**GIVEN INSTRUCTION:** Where the data below has the string "marker", return the whole line.

**ENTRIES SHOWN:**
## start

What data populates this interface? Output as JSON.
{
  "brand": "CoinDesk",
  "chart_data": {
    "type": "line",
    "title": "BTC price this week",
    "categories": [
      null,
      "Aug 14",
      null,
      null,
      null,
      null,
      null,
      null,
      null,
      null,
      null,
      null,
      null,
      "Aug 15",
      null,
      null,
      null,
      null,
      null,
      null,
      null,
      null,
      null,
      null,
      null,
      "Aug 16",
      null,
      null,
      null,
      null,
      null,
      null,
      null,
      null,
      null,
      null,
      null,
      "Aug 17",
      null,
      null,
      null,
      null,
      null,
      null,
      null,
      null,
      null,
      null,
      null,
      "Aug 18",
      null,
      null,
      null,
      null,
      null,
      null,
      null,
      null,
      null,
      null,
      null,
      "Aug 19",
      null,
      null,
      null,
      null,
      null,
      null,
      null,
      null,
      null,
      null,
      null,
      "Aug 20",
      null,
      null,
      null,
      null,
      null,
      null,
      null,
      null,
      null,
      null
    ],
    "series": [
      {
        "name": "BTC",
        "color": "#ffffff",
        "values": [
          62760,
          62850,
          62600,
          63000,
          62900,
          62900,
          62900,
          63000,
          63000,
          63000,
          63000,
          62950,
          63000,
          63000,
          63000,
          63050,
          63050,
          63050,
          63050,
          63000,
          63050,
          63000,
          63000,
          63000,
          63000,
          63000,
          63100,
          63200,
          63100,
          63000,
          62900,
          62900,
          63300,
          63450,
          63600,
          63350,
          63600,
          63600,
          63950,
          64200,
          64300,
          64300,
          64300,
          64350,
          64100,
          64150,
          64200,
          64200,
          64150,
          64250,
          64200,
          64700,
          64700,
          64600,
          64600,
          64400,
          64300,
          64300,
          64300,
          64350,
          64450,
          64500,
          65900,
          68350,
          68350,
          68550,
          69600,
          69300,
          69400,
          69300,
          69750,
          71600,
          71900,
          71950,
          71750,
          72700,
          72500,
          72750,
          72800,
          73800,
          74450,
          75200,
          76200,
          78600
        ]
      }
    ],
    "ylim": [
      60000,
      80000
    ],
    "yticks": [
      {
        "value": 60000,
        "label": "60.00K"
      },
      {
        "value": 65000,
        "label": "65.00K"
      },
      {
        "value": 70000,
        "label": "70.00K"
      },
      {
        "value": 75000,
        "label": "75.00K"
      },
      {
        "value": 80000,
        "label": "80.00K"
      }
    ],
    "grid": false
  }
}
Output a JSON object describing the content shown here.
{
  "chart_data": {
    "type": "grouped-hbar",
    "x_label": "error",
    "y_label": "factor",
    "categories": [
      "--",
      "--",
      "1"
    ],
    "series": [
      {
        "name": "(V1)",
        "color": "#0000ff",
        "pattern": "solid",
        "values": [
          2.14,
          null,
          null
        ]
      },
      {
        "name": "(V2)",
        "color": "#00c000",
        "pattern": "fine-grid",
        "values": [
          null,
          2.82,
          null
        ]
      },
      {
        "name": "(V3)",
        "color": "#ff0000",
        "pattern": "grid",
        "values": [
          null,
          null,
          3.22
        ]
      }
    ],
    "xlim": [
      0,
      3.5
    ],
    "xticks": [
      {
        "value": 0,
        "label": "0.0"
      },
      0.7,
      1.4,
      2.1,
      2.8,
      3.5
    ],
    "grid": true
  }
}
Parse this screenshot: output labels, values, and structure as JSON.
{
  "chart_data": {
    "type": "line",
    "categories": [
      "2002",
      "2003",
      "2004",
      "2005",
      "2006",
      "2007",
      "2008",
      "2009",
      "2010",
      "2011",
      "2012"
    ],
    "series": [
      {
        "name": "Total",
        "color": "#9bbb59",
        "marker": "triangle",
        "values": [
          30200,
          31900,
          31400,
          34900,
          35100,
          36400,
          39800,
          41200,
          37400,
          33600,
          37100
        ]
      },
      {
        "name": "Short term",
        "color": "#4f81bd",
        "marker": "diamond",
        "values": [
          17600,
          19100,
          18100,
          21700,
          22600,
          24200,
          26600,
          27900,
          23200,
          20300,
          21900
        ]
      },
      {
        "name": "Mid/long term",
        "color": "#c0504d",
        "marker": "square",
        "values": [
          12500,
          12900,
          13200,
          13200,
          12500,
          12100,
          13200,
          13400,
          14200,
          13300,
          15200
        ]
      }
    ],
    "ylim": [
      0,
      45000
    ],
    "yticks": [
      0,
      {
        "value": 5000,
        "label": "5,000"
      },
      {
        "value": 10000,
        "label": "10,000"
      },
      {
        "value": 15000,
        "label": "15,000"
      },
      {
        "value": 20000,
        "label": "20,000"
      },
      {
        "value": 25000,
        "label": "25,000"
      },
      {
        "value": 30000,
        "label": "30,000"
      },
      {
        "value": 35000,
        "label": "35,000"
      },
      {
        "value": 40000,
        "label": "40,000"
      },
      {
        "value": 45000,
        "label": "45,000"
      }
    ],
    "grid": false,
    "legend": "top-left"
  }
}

## end

**OUTPUT FOR THIS EXERCISE:**
        "marker": "triangle",
        "marker": "diamond",
        "marker": "square",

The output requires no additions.